> _Goal_
Copy each line exactly. Drop every picture.

> _Records_
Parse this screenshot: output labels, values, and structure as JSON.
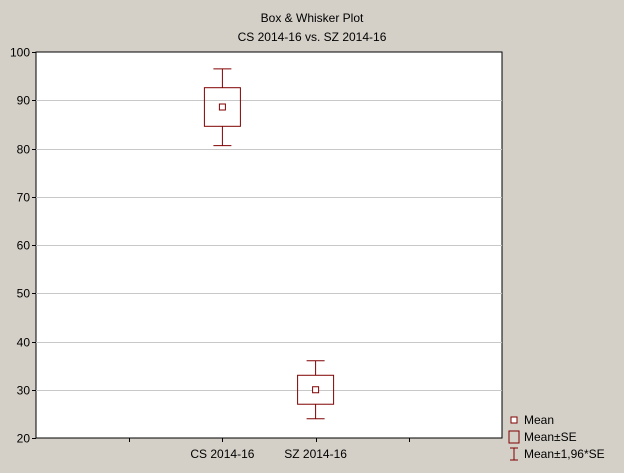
{
  "chart_data": {
    "type": "box",
    "title": "Box & Whisker Plot",
    "subtitle": "CS 2014-16 vs. SZ 2014-16",
    "xlabel": "",
    "ylabel": "",
    "ylim": [
      20,
      100
    ],
    "yticks": [
      20,
      30,
      40,
      50,
      60,
      70,
      80,
      90,
      100
    ],
    "grid": true,
    "legend_position": "bottom-right",
    "categories": [
      "CS 2014-16",
      "SZ 2014-16"
    ],
    "series": [
      {
        "name": "CS 2014-16",
        "mean": 88.6,
        "se_low": 84.6,
        "se_high": 92.6,
        "ci_low": 80.6,
        "ci_high": 96.5
      },
      {
        "name": "SZ 2014-16",
        "mean": 30.0,
        "se_low": 27.0,
        "se_high": 33.0,
        "ci_low": 24.0,
        "ci_high": 36.0
      }
    ],
    "legend": [
      {
        "symbol": "mean",
        "label": "Mean"
      },
      {
        "symbol": "box",
        "label": "Mean±SE"
      },
      {
        "symbol": "whisker",
        "label": "Mean±1,96*SE"
      }
    ],
    "colors": {
      "marker": "#800000",
      "grid": "#c8c8c8",
      "axis": "#000000",
      "plot_bg": "#ffffff",
      "window_bg": "#d4d0c8"
    }
  }
}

> _Output for this exercise_
Parse this screenshot: output labels, values, and structure as JSON.
{
  "chart_data": {
    "type": "box",
    "title": "Box & Whisker Plot",
    "subtitle": "CS 2014-16 vs. SZ 2014-16",
    "xlabel": "",
    "ylabel": "",
    "ylim": [
      20,
      100
    ],
    "yticks": [
      20,
      30,
      40,
      50,
      60,
      70,
      80,
      90,
      100
    ],
    "grid": true,
    "legend_position": "bottom-right",
    "categories": [
      "CS 2014-16",
      "SZ 2014-16"
    ],
    "series": [
      {
        "name": "CS 2014-16",
        "mean": 88.6,
        "se_low": 84.6,
        "se_high": 92.6,
        "ci_low": 80.6,
        "ci_high": 96.5
      },
      {
        "name": "SZ 2014-16",
        "mean": 30.0,
        "se_low": 27.0,
        "se_high": 33.0,
        "ci_low": 24.0,
        "ci_high": 36.0
      }
    ],
    "legend": [
      {
        "symbol": "mean",
        "label": "Mean"
      },
      {
        "symbol": "box",
        "label": "Mean±SE"
      },
      {
        "symbol": "whisker",
        "label": "Mean±1,96*SE"
      }
    ],
    "colors": {
      "marker": "#800000",
      "grid": "#c8c8c8",
      "axis": "#000000",
      "plot_bg": "#ffffff",
      "window_bg": "#d4d0c8"
    }
  }
}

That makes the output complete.